= WHAT NEEDS TO BE DONE =
Below is a block of records; reproduce all of them exactly and leave out any pictures.

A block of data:
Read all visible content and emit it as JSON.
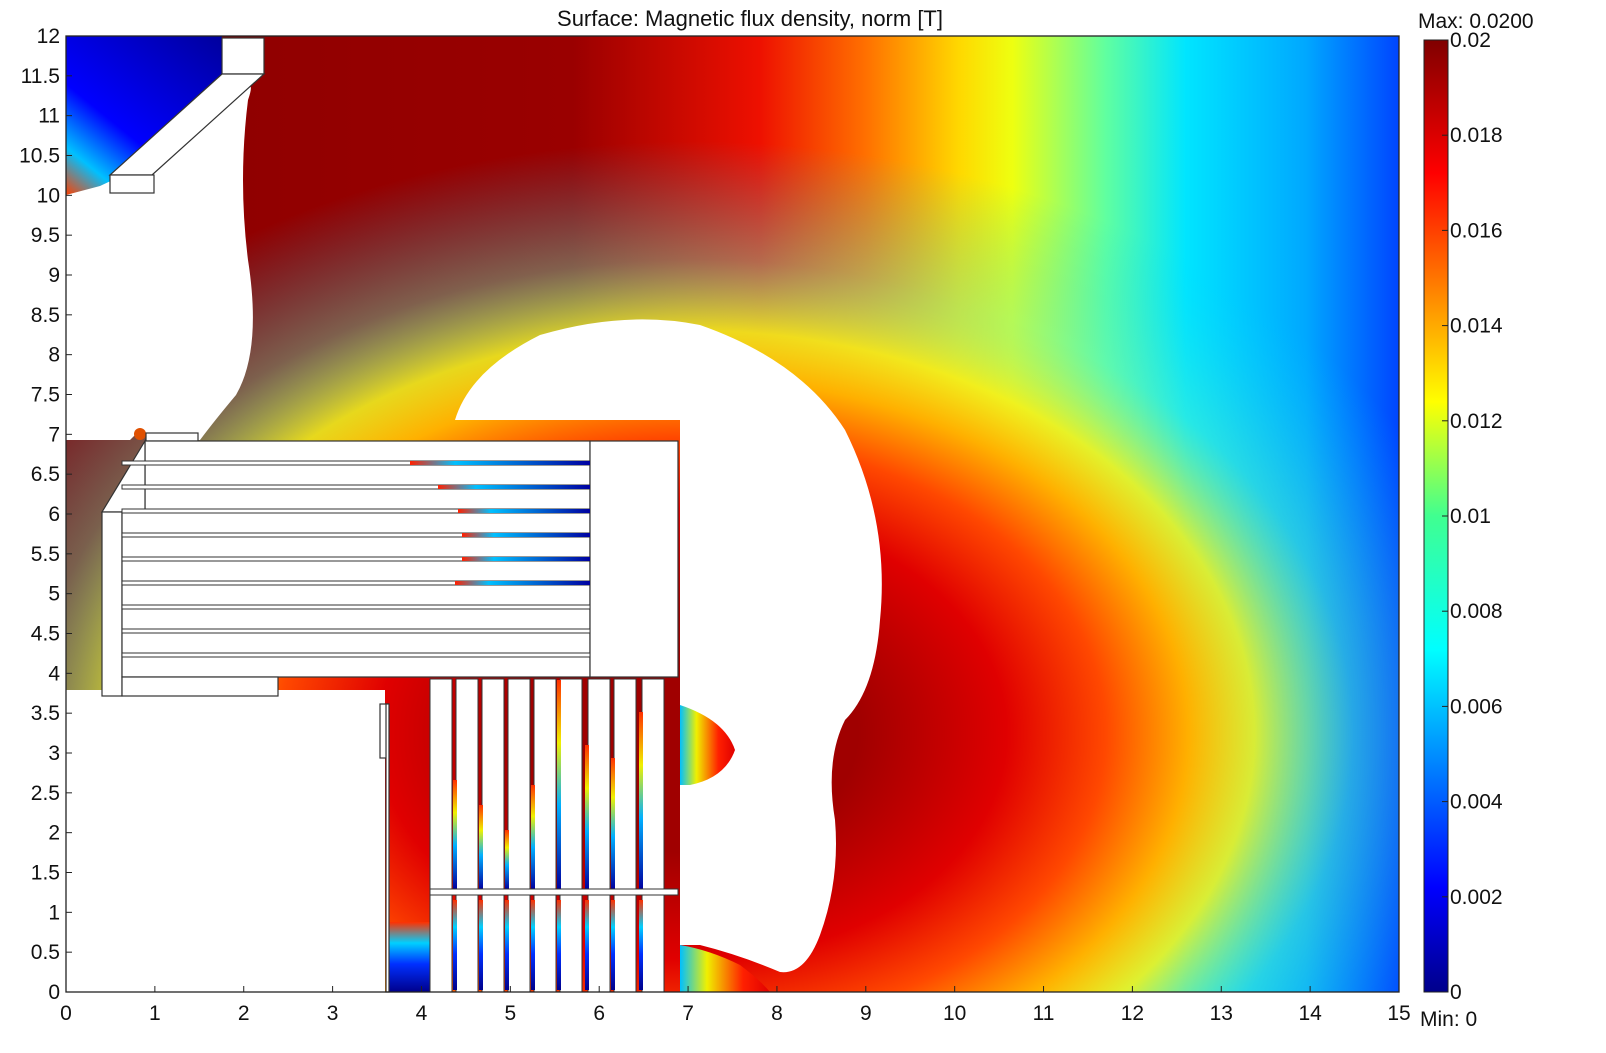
{
  "chart_data": {
    "type": "heatmap",
    "title": "Surface: Magnetic flux density, norm [T]",
    "xlim": [
      0,
      15
    ],
    "ylim": [
      0,
      12
    ],
    "x_ticks": [
      "0",
      "1",
      "2",
      "3",
      "4",
      "5",
      "6",
      "7",
      "8",
      "9",
      "10",
      "11",
      "12",
      "13",
      "14",
      "15"
    ],
    "y_ticks": [
      "0",
      "0.5",
      "1",
      "1.5",
      "2",
      "2.5",
      "3",
      "3.5",
      "4",
      "4.5",
      "5",
      "5.5",
      "6",
      "6.5",
      "7",
      "7.5",
      "8",
      "8.5",
      "9",
      "9.5",
      "10",
      "10.5",
      "11",
      "11.5",
      "12"
    ],
    "colorbar": {
      "colormap": "jet",
      "range": [
        0,
        0.02
      ],
      "max_text": "Max: 0.0200",
      "min_text": "Min: 0",
      "ticks": [
        "0",
        "0.002",
        "0.004",
        "0.006",
        "0.008",
        "0.01",
        "0.012",
        "0.014",
        "0.016",
        "0.018",
        "0.02"
      ]
    },
    "colors": {
      "dark_red": "#8b0000",
      "red": "#e00000",
      "orange": "#ff8000",
      "yellow": "#f5f500",
      "cyan": "#00e5ff",
      "blue": "#0050ff",
      "navy": "#00008b"
    }
  }
}
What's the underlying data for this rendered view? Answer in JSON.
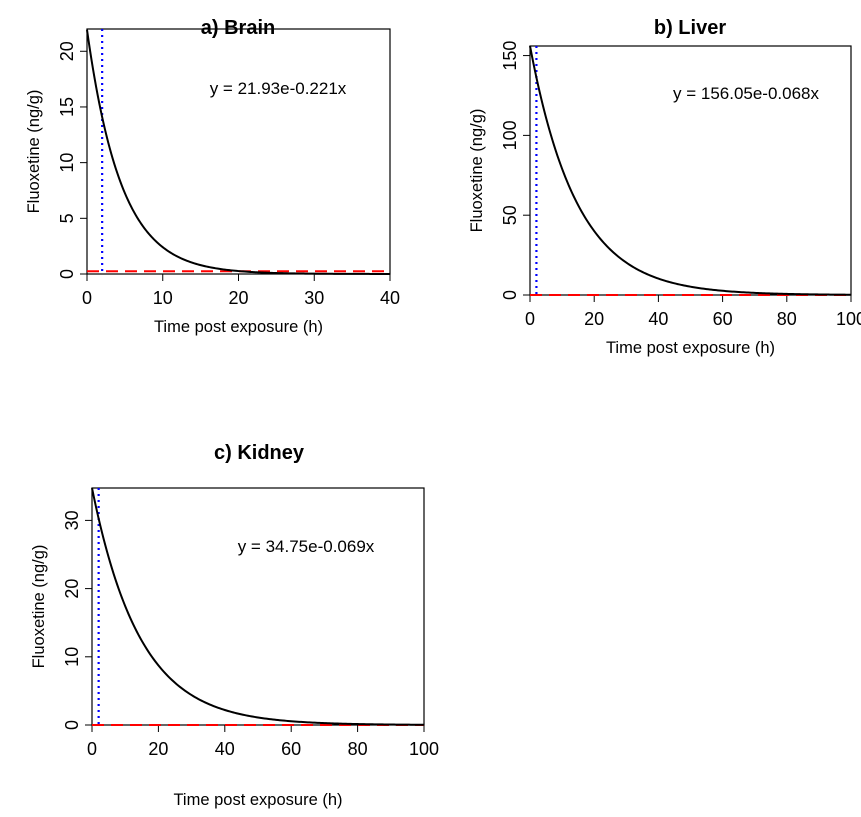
{
  "chart_data": [
    {
      "type": "line",
      "title": "a) Brain",
      "xlabel": "Time post exposure (h)",
      "ylabel": "Fluoxetine (ng/g)",
      "xlim": [
        0,
        40
      ],
      "ylim": [
        0,
        22
      ],
      "xticks": [
        0,
        10,
        20,
        30,
        40
      ],
      "yticks": [
        0,
        5,
        10,
        15,
        20
      ],
      "annotation": "y = 21.93e-0.221x",
      "curve": {
        "a": 21.93,
        "k": 0.221,
        "x_start": 0,
        "x_end": 40
      },
      "vline": {
        "x": 2,
        "color": "#0000ff",
        "style": "dotted"
      },
      "hline": {
        "y": 0.25,
        "color": "#ff0000",
        "style": "dashed"
      },
      "grid": false
    },
    {
      "type": "line",
      "title": "b) Liver",
      "xlabel": "Time post exposure (h)",
      "ylabel": "Fluoxetine (ng/g)",
      "xlim": [
        0,
        100
      ],
      "ylim": [
        0,
        156
      ],
      "xticks": [
        0,
        20,
        40,
        60,
        80,
        100
      ],
      "yticks": [
        0,
        50,
        100,
        150
      ],
      "annotation": "y = 156.05e-0.068x",
      "curve": {
        "a": 156.05,
        "k": 0.068,
        "x_start": 0,
        "x_end": 100
      },
      "vline": {
        "x": 2,
        "color": "#0000ff",
        "style": "dotted"
      },
      "hline": {
        "y": 0,
        "color": "#ff0000",
        "style": "dashed"
      },
      "grid": false
    },
    {
      "type": "line",
      "title": "c) Kidney",
      "xlabel": "Time post exposure (h)",
      "ylabel": "Fluoxetine (ng/g)",
      "xlim": [
        0,
        100
      ],
      "ylim": [
        0,
        34.75
      ],
      "xticks": [
        0,
        20,
        40,
        60,
        80,
        100
      ],
      "yticks": [
        0,
        10,
        20,
        30
      ],
      "annotation": "y = 34.75e-0.069x",
      "curve": {
        "a": 34.75,
        "k": 0.069,
        "x_start": 0,
        "x_end": 100
      },
      "vline": {
        "x": 2,
        "color": "#0000ff",
        "style": "dotted"
      },
      "hline": {
        "y": 0,
        "color": "#ff0000",
        "style": "dashed"
      },
      "grid": false
    }
  ]
}
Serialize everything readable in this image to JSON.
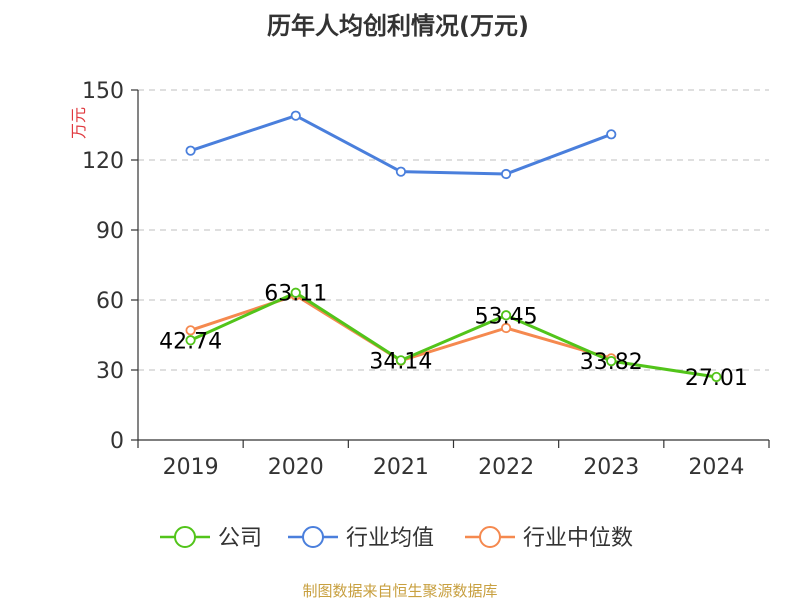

= EXERCISE ANSWER =
Read all visible content and emit it as JSON.
{
  "chart_data": {
    "type": "heatmap",
    "title": "Surface: Magnetic flux density, norm [T]",
    "xlim": [
      0,
      15
    ],
    "ylim": [
      0,
      12
    ],
    "x_ticks": [
      "0",
      "1",
      "2",
      "3",
      "4",
      "5",
      "6",
      "7",
      "8",
      "9",
      "10",
      "11",
      "12",
      "13",
      "14",
      "15"
    ],
    "y_ticks": [
      "0",
      "0.5",
      "1",
      "1.5",
      "2",
      "2.5",
      "3",
      "3.5",
      "4",
      "4.5",
      "5",
      "5.5",
      "6",
      "6.5",
      "7",
      "7.5",
      "8",
      "8.5",
      "9",
      "9.5",
      "10",
      "10.5",
      "11",
      "11.5",
      "12"
    ],
    "colorbar": {
      "colormap": "jet",
      "range": [
        0,
        0.02
      ],
      "max_text": "Max: 0.0200",
      "min_text": "Min: 0",
      "ticks": [
        "0",
        "0.002",
        "0.004",
        "0.006",
        "0.008",
        "0.01",
        "0.012",
        "0.014",
        "0.016",
        "0.018",
        "0.02"
      ]
    },
    "colors": {
      "dark_red": "#8b0000",
      "red": "#e00000",
      "orange": "#ff8000",
      "yellow": "#f5f500",
      "cyan": "#00e5ff",
      "blue": "#0050ff",
      "navy": "#00008b"
    }
  }
}
What's the underlying data for this rendered view? Answer in JSON.
{
  "chart_data": [
    {
      "type": "line",
      "title": "a) Brain",
      "xlabel": "Time post exposure (h)",
      "ylabel": "Fluoxetine (ng/g)",
      "xlim": [
        0,
        40
      ],
      "ylim": [
        0,
        22
      ],
      "xticks": [
        0,
        10,
        20,
        30,
        40
      ],
      "yticks": [
        0,
        5,
        10,
        15,
        20
      ],
      "annotation": "y = 21.93e-0.221x",
      "curve": {
        "a": 21.93,
        "k": 0.221,
        "x_start": 0,
        "x_end": 40
      },
      "vline": {
        "x": 2,
        "color": "#0000ff",
        "style": "dotted"
      },
      "hline": {
        "y": 0.25,
        "color": "#ff0000",
        "style": "dashed"
      },
      "grid": false
    },
    {
      "type": "line",
      "title": "b) Liver",
      "xlabel": "Time post exposure (h)",
      "ylabel": "Fluoxetine (ng/g)",
      "xlim": [
        0,
        100
      ],
      "ylim": [
        0,
        156
      ],
      "xticks": [
        0,
        20,
        40,
        60,
        80,
        100
      ],
      "yticks": [
        0,
        50,
        100,
        150
      ],
      "annotation": "y = 156.05e-0.068x",
      "curve": {
        "a": 156.05,
        "k": 0.068,
        "x_start": 0,
        "x_end": 100
      },
      "vline": {
        "x": 2,
        "color": "#0000ff",
        "style": "dotted"
      },
      "hline": {
        "y": 0,
        "color": "#ff0000",
        "style": "dashed"
      },
      "grid": false
    },
    {
      "type": "line",
      "title": "c) Kidney",
      "xlabel": "Time post exposure (h)",
      "ylabel": "Fluoxetine (ng/g)",
      "xlim": [
        0,
        100
      ],
      "ylim": [
        0,
        34.75
      ],
      "xticks": [
        0,
        20,
        40,
        60,
        80,
        100
      ],
      "yticks": [
        0,
        10,
        20,
        30
      ],
      "annotation": "y = 34.75e-0.069x",
      "curve": {
        "a": 34.75,
        "k": 0.069,
        "x_start": 0,
        "x_end": 100
      },
      "vline": {
        "x": 2,
        "color": "#0000ff",
        "style": "dotted"
      },
      "hline": {
        "y": 0,
        "color": "#ff0000",
        "style": "dashed"
      },
      "grid": false
    }
  ]
}
Serialize everything readable in this image to JSON.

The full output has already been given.